[RECORDS]:
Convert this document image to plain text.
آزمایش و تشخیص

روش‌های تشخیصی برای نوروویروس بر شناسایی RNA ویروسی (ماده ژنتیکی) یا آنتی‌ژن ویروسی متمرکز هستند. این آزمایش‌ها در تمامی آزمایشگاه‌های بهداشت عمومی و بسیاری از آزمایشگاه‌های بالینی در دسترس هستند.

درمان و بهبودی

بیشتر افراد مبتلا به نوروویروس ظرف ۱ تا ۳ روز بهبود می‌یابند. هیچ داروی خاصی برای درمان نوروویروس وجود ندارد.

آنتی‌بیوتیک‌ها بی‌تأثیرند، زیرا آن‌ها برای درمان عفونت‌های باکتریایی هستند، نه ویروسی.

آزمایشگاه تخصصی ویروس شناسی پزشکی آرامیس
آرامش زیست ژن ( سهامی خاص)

* * *

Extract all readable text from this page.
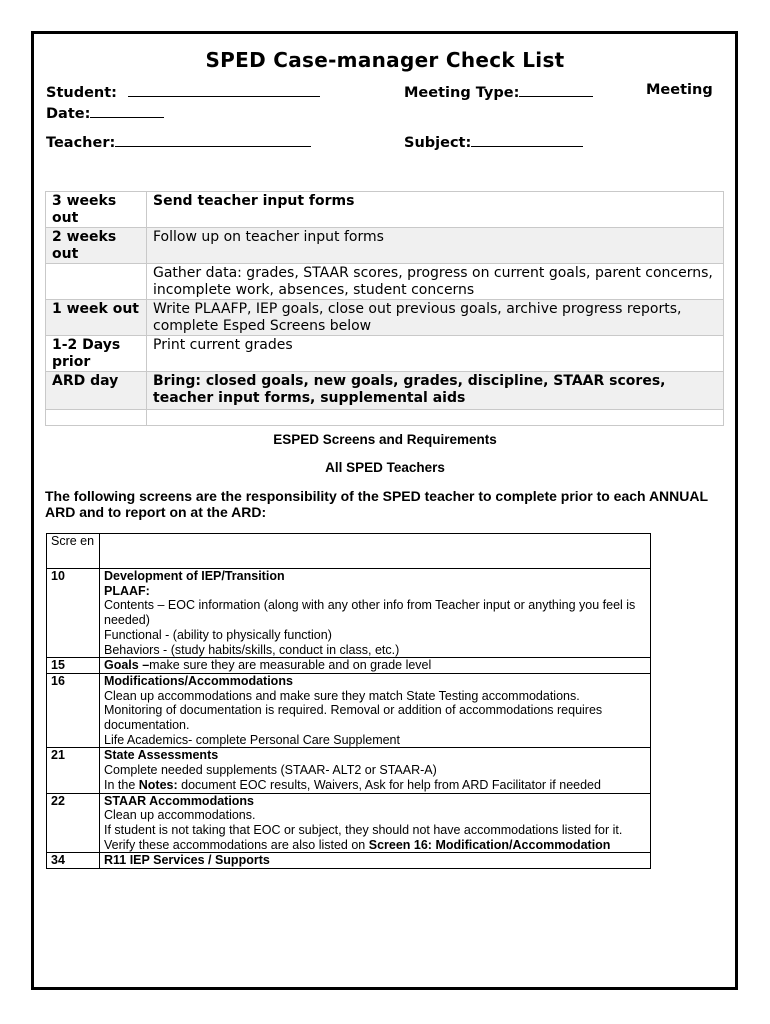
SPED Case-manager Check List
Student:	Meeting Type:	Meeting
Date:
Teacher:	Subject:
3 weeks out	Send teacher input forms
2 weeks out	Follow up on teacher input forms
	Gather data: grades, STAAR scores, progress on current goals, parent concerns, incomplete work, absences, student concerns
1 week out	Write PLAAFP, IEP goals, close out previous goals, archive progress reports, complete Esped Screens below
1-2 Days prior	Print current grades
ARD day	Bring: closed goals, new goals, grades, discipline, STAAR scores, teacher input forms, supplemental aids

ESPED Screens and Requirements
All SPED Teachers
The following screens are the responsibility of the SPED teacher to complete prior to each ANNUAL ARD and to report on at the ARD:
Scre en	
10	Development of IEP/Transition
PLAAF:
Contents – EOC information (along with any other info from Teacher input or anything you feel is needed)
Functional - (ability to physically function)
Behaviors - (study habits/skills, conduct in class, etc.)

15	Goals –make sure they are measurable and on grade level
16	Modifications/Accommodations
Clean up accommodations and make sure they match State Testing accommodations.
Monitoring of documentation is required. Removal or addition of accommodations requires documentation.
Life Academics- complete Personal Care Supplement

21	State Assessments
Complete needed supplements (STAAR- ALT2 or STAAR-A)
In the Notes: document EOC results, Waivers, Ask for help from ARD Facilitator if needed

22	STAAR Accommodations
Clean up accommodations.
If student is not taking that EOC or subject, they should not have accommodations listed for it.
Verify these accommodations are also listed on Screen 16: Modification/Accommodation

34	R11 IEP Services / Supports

--

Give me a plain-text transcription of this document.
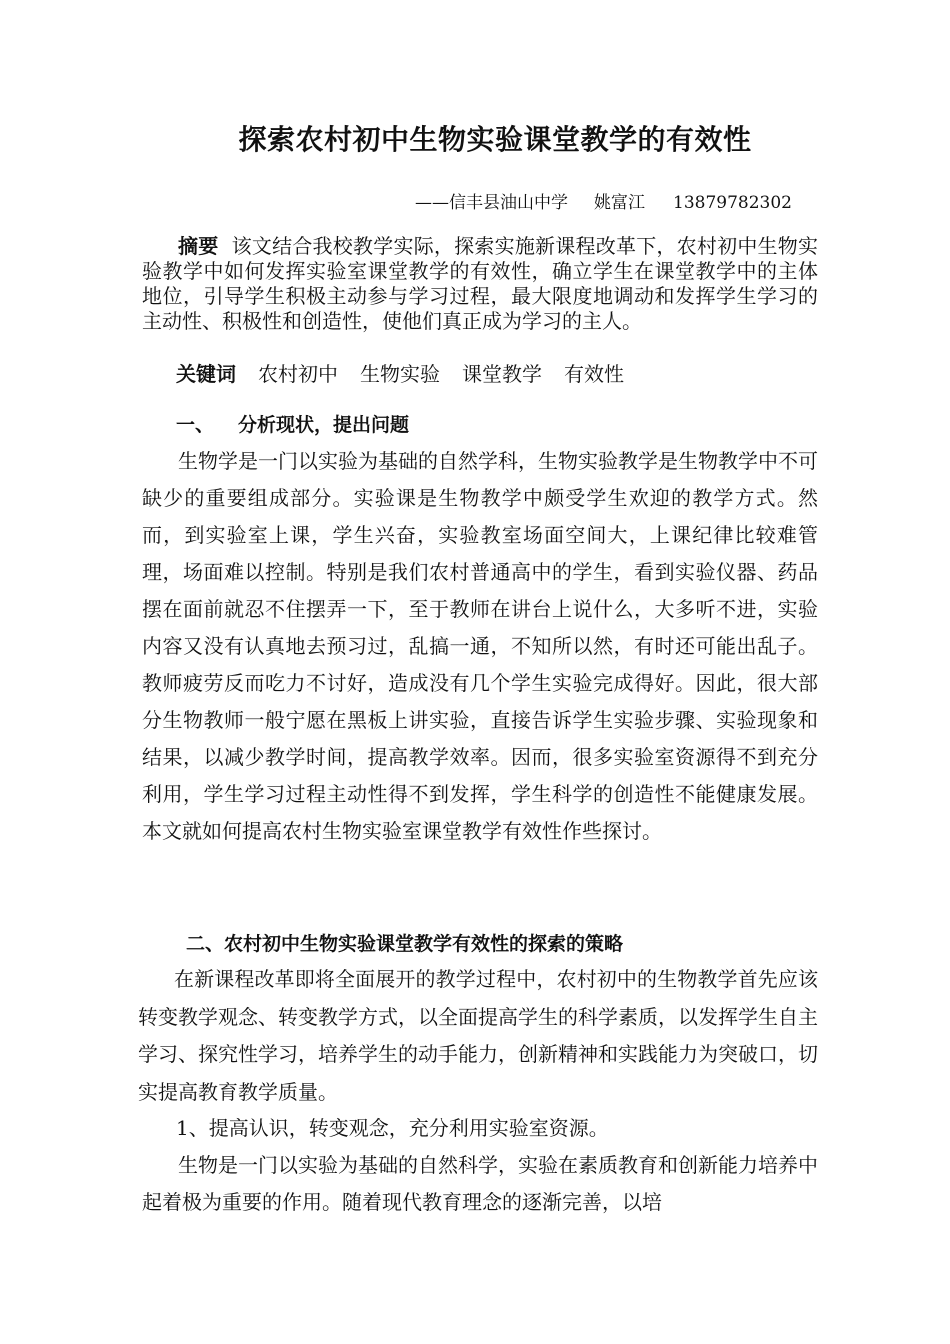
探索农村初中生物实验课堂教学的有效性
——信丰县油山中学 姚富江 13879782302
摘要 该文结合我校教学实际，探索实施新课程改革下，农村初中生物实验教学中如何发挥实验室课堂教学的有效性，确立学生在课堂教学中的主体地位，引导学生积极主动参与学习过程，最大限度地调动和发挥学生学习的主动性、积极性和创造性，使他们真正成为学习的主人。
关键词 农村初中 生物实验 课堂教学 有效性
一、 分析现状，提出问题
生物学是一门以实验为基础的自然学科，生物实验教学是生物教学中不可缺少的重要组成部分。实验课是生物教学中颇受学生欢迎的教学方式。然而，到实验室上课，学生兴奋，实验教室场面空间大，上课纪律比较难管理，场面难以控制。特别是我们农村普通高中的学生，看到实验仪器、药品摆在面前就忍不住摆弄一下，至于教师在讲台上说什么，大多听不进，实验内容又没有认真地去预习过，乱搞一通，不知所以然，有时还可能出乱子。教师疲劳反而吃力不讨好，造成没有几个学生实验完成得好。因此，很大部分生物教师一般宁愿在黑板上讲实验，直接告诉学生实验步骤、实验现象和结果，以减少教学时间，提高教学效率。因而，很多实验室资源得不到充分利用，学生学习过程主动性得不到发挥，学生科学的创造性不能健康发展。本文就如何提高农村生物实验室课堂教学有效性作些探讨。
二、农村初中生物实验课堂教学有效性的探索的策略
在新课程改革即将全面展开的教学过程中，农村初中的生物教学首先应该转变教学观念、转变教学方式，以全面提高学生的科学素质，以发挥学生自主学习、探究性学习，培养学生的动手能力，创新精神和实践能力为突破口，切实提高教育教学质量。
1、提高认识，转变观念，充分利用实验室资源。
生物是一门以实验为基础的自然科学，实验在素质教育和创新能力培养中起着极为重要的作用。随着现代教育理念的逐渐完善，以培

[WHAT IS BEING ASKED]:
Find the string "they" in the entries above and return each line that holds it.

[TASK SOLUTION]:
15	Goals –make sure they are measurable and on grade level
Clean up accommodations and make sure they match State Testing accommodations.
If student is not taking that EOC or subject, they should not have accommodations listed for it.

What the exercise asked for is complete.